* **Alıştırma hedefi**:
"Kinyas ve Kayra" alıntılarından oluşan metne göre yanıtlayın:
1. Konuşmacı âşık olduğu kızı görmek için kaç saat yol almak zorundaydı?
2. Oksijen metinde ne olarak nitelendiriliyor?
3. Konuşmacı kaç kişinin arasına doğduğunu söylüyor?

27 Şubat 2011 Pazar

Kinyas ve Kayra



"Hepsi yaralar, sonuncusu öldürür!"

----------

"Bir kıza aşık olmuştum. Onu görmek için altı saat yol almam gerekiyordu. Bir sabah, treni kaçırdım. Aşık olmaktan vazgeçtim."

----------

" 'İnsanlar...' dedim fısıldayarak. 'Taşırlar insanları. Kundaktayken, tabuttayken. Hep taşıyacak birileri olur. Bazırları dostluktan, bazıları cepteki paradan, bazıları da içinde bulundukları sistem bir gün onlara da taşınma sırasının geleceğini söylediği için, taşırlar insanı...' "

----------



"Ölümü oyun yaptığımda nefes alırken çektiğim hava boğazımı tahriş etmiyordu. Oynayabildiğim bir tek o kalmıştı. Aslında yalan söylüyorum. Bütün dünya vardı karşımda oynayabileceğim. Ama ben ölümü seçiyordum. Çünkü hakkında tek bir fikir bile yürütemediğim ama adını bildiğim aklımdaki tek şeydi. Ve insan yeni oyun arkadaşları arıyor. Tanımadıklarıyla oynamak. Daha heyecanlı. Onu da tanıyayım, bırakırım peşini. Fazla sürmez, ondan da nefret ederim."

----------

"Ruhumdaki düğümler fazlasıyla sıkı. Kimsenin onları çözecek kadar ince tırnakları yok. Bense çoktan vazgeçtim tırnaklarımı uzatmaktan. Kendimi bilmeyi bıraktım. Ölümü bilmek ve anlayabilmek bile daha kolay. Yanıtı olmayan bir soru olarak geldim dünyaya. Ve sorusu olmayan bir yanıt gibi de gidiyorum."

----------

"Emin olmamak hiçbir şeyden, tereddüt etmek aynadaki görüntüden, doğal bir uyuşturucu gibi. Muz kabuğu ya da kurbağa sırtı yalamaya benziyor. O kadar tereddüt ediyor ve şüphe ediyorsun ki fazla düşünmekten uyuşuyorsun. Bütün ihtimalleri hayal ediyorsun. Bütün sonuçlarıyla. Birileri buna halüsinasyon diyor. Oysa hayatın kendisi "halüsinojen". Oksijenin kendisi uyuşturucu. Öyle bağımlısı olmuşuz ki birkaç dakikalık eksikliği öldürüyor..."

----------

"Yalnızlık moda olsun, renklerini ben seçeyim!"

----------

"-Daha çok erken! İçme!
-Şu an saat bir yerlerde gece yarısını geçti bile!"

----------

"...zihnin cehennemindir. Sonsuza kadar yaşayacak. Senin gibi. Öldüğünde ise, sen orada olmayacaksın ne yazık ki!"

----------

"Sorarlarsa, "Ne iş yaptın bu dünyada?" diye, rahatça verebilirim yanıtını:
"Yalnız kaldım. Kalabildim! Altı milyarın arasına doğdum. Ve hiçbirine çarpmadan geçtim aralarından..."

* **Gösterilen liste**:
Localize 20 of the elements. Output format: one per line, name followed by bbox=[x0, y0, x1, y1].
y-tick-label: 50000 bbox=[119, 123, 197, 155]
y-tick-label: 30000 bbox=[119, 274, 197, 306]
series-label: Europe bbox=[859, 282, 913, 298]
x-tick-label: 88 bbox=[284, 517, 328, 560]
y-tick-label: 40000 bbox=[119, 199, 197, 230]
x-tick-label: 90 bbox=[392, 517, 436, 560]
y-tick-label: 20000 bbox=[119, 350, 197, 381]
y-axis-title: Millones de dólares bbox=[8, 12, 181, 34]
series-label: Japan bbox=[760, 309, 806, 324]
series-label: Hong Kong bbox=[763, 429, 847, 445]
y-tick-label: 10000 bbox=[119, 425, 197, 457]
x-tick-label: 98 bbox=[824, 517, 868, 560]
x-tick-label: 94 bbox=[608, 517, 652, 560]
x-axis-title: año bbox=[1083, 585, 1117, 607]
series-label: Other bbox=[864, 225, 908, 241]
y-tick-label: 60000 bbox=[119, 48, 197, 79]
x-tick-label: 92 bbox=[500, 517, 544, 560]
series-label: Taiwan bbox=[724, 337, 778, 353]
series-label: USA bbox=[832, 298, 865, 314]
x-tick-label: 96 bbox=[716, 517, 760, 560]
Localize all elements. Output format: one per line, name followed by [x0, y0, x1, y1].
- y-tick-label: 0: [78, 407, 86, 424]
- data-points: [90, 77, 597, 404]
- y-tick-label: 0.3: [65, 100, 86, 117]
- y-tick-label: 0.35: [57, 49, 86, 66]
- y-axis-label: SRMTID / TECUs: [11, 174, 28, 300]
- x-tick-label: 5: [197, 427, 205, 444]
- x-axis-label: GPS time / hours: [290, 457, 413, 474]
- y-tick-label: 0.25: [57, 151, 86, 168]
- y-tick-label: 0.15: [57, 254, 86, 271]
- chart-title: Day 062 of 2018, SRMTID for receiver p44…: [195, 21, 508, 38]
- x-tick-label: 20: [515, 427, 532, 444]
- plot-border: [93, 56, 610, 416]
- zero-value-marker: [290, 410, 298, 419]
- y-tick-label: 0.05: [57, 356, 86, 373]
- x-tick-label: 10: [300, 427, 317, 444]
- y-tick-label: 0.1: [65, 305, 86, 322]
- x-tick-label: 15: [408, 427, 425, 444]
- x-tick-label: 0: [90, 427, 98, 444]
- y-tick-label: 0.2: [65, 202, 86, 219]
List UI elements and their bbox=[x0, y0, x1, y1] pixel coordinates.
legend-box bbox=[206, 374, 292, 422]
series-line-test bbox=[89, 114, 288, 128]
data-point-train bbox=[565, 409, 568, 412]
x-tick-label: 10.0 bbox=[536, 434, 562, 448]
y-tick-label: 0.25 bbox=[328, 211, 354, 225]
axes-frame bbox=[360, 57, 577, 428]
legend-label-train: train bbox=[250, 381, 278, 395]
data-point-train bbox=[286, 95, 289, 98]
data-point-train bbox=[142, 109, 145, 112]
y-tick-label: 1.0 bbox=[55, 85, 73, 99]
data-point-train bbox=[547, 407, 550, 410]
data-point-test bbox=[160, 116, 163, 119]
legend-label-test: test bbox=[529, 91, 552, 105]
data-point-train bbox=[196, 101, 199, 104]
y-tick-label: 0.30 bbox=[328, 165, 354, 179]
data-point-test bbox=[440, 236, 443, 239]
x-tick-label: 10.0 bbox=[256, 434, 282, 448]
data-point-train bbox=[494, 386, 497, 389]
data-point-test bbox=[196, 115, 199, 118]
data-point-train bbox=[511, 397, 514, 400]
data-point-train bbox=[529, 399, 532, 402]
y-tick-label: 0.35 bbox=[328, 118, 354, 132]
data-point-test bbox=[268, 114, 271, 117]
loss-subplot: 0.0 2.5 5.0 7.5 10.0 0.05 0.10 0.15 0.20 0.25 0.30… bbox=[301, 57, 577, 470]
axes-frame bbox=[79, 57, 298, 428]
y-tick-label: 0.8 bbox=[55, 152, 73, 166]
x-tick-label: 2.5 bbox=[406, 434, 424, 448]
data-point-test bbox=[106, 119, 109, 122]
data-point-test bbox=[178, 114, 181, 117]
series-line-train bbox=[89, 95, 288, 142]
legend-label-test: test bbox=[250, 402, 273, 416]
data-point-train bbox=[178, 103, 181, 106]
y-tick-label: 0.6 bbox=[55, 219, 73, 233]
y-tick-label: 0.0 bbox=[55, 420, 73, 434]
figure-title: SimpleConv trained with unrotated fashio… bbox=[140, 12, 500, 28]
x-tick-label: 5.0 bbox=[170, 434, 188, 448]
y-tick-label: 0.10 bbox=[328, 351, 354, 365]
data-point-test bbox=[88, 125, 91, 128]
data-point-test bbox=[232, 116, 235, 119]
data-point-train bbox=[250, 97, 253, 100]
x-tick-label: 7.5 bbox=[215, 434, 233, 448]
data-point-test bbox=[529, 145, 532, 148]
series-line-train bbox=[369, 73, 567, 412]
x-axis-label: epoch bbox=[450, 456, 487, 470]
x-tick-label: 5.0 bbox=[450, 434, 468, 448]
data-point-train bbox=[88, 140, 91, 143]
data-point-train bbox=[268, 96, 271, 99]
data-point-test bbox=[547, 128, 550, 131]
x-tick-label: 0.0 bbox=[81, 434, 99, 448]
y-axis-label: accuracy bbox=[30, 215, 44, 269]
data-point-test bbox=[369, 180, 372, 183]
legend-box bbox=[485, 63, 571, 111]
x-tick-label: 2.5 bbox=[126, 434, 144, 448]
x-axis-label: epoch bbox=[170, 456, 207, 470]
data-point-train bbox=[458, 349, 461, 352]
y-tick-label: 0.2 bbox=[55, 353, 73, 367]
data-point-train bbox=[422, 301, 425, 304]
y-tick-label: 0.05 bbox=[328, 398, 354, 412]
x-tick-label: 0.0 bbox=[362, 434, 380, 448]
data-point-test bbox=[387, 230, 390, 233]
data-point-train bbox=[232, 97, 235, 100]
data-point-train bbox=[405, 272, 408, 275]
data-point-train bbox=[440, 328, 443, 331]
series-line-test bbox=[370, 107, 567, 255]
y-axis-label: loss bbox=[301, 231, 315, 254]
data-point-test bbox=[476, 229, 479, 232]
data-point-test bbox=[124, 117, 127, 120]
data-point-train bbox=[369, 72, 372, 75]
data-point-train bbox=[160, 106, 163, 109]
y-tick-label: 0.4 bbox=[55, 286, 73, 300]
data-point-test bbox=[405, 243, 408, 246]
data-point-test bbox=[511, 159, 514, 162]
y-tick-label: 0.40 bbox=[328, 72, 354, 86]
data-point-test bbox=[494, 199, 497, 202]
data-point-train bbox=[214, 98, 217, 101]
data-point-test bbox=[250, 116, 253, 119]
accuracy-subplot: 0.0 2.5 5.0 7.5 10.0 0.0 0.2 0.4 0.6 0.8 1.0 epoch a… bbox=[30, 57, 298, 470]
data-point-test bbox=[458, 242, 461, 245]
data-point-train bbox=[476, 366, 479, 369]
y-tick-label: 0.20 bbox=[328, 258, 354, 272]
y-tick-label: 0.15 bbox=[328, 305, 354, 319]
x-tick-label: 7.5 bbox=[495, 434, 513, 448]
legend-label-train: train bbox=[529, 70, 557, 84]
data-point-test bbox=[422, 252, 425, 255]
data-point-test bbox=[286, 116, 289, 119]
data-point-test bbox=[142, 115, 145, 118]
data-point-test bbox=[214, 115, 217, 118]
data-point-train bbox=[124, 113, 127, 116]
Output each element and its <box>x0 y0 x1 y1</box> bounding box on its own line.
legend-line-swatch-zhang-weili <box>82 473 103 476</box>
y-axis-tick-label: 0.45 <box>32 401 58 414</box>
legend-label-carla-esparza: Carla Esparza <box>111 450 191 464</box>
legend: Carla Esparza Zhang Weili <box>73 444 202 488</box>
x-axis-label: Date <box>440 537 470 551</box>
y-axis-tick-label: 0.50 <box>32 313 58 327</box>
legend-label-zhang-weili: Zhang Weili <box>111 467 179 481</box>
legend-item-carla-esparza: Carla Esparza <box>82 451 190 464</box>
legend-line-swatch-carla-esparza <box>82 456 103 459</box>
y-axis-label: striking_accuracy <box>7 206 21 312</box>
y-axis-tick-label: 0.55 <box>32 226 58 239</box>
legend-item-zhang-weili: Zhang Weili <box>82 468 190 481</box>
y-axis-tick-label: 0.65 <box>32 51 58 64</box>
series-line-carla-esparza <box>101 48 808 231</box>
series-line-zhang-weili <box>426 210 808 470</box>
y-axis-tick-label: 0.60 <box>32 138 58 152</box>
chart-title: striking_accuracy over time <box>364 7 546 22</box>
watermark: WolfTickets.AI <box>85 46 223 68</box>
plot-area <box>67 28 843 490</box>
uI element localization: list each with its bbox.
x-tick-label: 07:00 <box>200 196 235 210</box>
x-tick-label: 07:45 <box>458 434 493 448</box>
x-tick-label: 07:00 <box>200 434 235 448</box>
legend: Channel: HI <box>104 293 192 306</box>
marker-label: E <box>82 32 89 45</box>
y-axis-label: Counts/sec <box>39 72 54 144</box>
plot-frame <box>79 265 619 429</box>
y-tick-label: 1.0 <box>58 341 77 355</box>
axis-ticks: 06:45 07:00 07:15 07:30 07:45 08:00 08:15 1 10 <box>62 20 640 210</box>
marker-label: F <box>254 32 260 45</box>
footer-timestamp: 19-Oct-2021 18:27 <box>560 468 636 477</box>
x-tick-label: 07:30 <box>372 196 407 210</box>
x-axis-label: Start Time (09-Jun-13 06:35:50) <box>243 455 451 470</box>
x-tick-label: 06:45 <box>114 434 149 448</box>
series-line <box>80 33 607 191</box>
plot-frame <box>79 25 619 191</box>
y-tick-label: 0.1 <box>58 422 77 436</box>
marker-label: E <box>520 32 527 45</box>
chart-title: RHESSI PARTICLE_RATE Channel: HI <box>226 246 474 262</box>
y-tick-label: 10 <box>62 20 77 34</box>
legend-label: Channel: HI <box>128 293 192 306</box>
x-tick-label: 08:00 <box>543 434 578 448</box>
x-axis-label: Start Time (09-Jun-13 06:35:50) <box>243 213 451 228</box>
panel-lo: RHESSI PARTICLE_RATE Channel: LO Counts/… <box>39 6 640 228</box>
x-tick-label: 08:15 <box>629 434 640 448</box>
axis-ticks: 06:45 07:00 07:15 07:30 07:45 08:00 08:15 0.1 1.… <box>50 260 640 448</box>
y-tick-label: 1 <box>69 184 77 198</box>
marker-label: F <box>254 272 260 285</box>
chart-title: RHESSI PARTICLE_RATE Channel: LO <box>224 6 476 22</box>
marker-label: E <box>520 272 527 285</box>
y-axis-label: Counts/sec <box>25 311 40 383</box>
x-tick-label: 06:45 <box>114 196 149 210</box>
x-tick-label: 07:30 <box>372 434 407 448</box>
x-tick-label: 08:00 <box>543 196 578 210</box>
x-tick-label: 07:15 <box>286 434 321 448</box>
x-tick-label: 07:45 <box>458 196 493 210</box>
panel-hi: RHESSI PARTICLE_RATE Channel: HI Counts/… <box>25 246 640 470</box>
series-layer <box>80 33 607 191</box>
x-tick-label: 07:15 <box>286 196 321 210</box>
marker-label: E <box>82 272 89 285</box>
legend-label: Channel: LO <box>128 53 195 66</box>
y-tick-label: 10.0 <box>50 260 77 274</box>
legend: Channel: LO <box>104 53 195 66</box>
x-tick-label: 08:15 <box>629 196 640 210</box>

* **Tamamlanan görev**:
1. Altı saat.
2. Uyuşturucu.
3. Altı milyar.